==== EXERCISE DATA ====
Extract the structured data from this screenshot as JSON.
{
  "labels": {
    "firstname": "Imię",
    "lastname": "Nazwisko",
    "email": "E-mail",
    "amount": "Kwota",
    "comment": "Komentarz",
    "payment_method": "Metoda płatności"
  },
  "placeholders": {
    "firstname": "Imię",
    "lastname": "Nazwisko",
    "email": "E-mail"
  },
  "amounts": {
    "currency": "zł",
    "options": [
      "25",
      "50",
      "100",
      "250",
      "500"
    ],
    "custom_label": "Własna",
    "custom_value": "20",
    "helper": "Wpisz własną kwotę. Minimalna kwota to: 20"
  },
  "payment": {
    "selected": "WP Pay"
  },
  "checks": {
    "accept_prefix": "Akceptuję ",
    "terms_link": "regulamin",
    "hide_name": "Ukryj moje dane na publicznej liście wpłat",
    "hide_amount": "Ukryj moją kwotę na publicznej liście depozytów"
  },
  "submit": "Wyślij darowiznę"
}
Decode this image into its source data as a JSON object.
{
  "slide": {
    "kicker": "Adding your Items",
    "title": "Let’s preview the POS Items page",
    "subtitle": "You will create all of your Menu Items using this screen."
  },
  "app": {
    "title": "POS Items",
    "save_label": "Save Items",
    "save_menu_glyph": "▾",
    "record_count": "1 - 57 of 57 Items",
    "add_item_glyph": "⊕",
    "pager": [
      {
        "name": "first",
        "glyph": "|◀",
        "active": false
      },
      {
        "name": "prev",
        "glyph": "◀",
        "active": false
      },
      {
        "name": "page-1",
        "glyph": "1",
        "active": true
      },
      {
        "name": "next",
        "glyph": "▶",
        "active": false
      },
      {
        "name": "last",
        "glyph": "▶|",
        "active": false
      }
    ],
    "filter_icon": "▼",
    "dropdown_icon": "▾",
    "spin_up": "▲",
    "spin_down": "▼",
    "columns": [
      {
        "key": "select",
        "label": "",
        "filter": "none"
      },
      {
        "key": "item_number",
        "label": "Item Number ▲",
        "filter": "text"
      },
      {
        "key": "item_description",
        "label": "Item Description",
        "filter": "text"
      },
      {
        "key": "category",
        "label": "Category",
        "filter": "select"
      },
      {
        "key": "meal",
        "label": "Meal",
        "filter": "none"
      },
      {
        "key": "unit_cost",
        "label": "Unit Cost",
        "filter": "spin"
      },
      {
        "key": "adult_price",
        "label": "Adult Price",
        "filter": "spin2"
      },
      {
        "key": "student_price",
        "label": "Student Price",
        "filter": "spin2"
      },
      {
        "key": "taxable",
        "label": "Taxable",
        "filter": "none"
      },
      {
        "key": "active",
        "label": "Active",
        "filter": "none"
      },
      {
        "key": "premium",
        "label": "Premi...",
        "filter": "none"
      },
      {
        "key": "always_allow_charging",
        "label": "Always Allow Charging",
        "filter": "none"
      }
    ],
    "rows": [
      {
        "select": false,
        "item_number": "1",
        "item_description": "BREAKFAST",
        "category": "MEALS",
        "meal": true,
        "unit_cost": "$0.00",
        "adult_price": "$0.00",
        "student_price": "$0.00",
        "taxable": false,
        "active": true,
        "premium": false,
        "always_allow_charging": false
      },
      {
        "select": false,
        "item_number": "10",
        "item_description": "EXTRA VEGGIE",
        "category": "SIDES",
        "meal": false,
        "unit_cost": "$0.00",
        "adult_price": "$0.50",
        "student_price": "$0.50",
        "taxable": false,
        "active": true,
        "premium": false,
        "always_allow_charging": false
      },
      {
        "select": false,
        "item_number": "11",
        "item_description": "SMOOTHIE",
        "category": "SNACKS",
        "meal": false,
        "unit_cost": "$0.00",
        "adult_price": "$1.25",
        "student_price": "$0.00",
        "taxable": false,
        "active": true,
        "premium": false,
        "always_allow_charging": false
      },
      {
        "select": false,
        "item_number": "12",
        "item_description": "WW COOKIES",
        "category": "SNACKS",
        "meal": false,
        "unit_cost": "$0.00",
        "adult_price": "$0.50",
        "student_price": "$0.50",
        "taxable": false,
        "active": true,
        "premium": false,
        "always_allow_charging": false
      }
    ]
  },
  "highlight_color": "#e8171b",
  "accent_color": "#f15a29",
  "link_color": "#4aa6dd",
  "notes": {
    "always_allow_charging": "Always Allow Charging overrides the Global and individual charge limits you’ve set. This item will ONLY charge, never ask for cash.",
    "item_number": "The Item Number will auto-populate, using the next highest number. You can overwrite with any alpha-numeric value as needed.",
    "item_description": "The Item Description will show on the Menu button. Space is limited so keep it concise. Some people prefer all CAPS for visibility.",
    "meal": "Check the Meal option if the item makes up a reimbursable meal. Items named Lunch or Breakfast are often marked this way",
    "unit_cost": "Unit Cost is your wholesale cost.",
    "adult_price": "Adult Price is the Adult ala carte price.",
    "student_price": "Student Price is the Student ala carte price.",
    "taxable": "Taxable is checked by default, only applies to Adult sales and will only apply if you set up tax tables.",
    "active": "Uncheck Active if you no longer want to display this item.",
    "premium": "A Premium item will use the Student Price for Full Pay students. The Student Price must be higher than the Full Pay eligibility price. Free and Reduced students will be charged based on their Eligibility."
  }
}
====
- EXERCISE INSTRUCTIONS
Return what is listed above, exactly and completely.

- SOLUTION FOR THIS EXERCISE
Extract the structured data from this screenshot as JSON.
{
  "labels": {
    "firstname": "Imię",
    "lastname": "Nazwisko",
    "email": "E-mail",
    "amount": "Kwota",
    "comment": "Komentarz",
    "payment_method": "Metoda płatności"
  },
  "placeholders": {
    "firstname": "Imię",
    "lastname": "Nazwisko",
    "email": "E-mail"
  },
  "amounts": {
    "currency": "zł",
    "options": [
      "25",
      "50",
      "100",
      "250",
      "500"
    ],
    "custom_label": "Własna",
    "custom_value": "20",
    "helper": "Wpisz własną kwotę. Minimalna kwota to: 20"
  },
  "payment": {
    "selected": "WP Pay"
  },
  "checks": {
    "accept_prefix": "Akceptuję ",
    "terms_link": "regulamin",
    "hide_name": "Ukryj moje dane na publicznej liście wpłat",
    "hide_amount": "Ukryj moją kwotę na publicznej liście depozytów"
  },
  "submit": "Wyślij darowiznę"
}
Decode this image into its source data as a JSON object.
{
  "slide": {
    "kicker": "Adding your Items",
    "title": "Let’s preview the POS Items page",
    "subtitle": "You will create all of your Menu Items using this screen."
  },
  "app": {
    "title": "POS Items",
    "save_label": "Save Items",
    "save_menu_glyph": "▾",
    "record_count": "1 - 57 of 57 Items",
    "add_item_glyph": "⊕",
    "pager": [
      {
        "name": "first",
        "glyph": "|◀",
        "active": false
      },
      {
        "name": "prev",
        "glyph": "◀",
        "active": false
      },
      {
        "name": "page-1",
        "glyph": "1",
        "active": true
      },
      {
        "name": "next",
        "glyph": "▶",
        "active": false
      },
      {
        "name": "last",
        "glyph": "▶|",
        "active": false
      }
    ],
    "filter_icon": "▼",
    "dropdown_icon": "▾",
    "spin_up": "▲",
    "spin_down": "▼",
    "columns": [
      {
        "key": "select",
        "label": "",
        "filter": "none"
      },
      {
        "key": "item_number",
        "label": "Item Number ▲",
        "filter": "text"
      },
      {
        "key": "item_description",
        "label": "Item Description",
        "filter": "text"
      },
      {
        "key": "category",
        "label": "Category",
        "filter": "select"
      },
      {
        "key": "meal",
        "label": "Meal",
        "filter": "none"
      },
      {
        "key": "unit_cost",
        "label": "Unit Cost",
        "filter": "spin"
      },
      {
        "key": "adult_price",
        "label": "Adult Price",
        "filter": "spin2"
      },
      {
        "key": "student_price",
        "label": "Student Price",
        "filter": "spin2"
      },
      {
        "key": "taxable",
        "label": "Taxable",
        "filter": "none"
      },
      {
        "key": "active",
        "label": "Active",
        "filter": "none"
      },
      {
        "key": "premium",
        "label": "Premi...",
        "filter": "none"
      },
      {
        "key": "always_allow_charging",
        "label": "Always Allow Charging",
        "filter": "none"
      }
    ],
    "rows": [
      {
        "select": false,
        "item_number": "1",
        "item_description": "BREAKFAST",
        "category": "MEALS",
        "meal": true,
        "unit_cost": "$0.00",
        "adult_price": "$0.00",
        "student_price": "$0.00",
        "taxable": false,
        "active": true,
        "premium": false,
        "always_allow_charging": false
      },
      {
        "select": false,
        "item_number": "10",
        "item_description": "EXTRA VEGGIE",
        "category": "SIDES",
        "meal": false,
        "unit_cost": "$0.00",
        "adult_price": "$0.50",
        "student_price": "$0.50",
        "taxable": false,
        "active": true,
        "premium": false,
        "always_allow_charging": false
      },
      {
        "select": false,
        "item_number": "11",
        "item_description": "SMOOTHIE",
        "category": "SNACKS",
        "meal": false,
        "unit_cost": "$0.00",
        "adult_price": "$1.25",
        "student_price": "$0.00",
        "taxable": false,
        "active": true,
        "premium": false,
        "always_allow_charging": false
      },
      {
        "select": false,
        "item_number": "12",
        "item_description": "WW COOKIES",
        "category": "SNACKS",
        "meal": false,
        "unit_cost": "$0.00",
        "adult_price": "$0.50",
        "student_price": "$0.50",
        "taxable": false,
        "active": true,
        "premium": false,
        "always_allow_charging": false
      }
    ]
  },
  "highlight_color": "#e8171b",
  "accent_color": "#f15a29",
  "link_color": "#4aa6dd",
  "notes": {
    "always_allow_charging": "Always Allow Charging overrides the Global and individual charge limits you’ve set. This item will ONLY charge, never ask for cash.",
    "item_number": "The Item Number will auto-populate, using the next highest number. You can overwrite with any alpha-numeric value as needed.",
    "item_description": "The Item Description will show on the Menu button. Space is limited so keep it concise. Some people prefer all CAPS for visibility.",
    "meal": "Check the Meal option if the item makes up a reimbursable meal. Items named Lunch or Breakfast are often marked this way",
    "unit_cost": "Unit Cost is your wholesale cost.",
    "adult_price": "Adult Price is the Adult ala carte price.",
    "student_price": "Student Price is the Student ala carte price.",
    "taxable": "Taxable is checked by default, only applies to Adult sales and will only apply if you set up tax tables.",
    "active": "Uncheck Active if you no longer want to display this item.",
    "premium": "A Premium item will use the Student Price for Full Pay students. The Student Price must be higher than the Full Pay eligibility price. Free and Reduced students will be charged based on their Eligibility."
  }
}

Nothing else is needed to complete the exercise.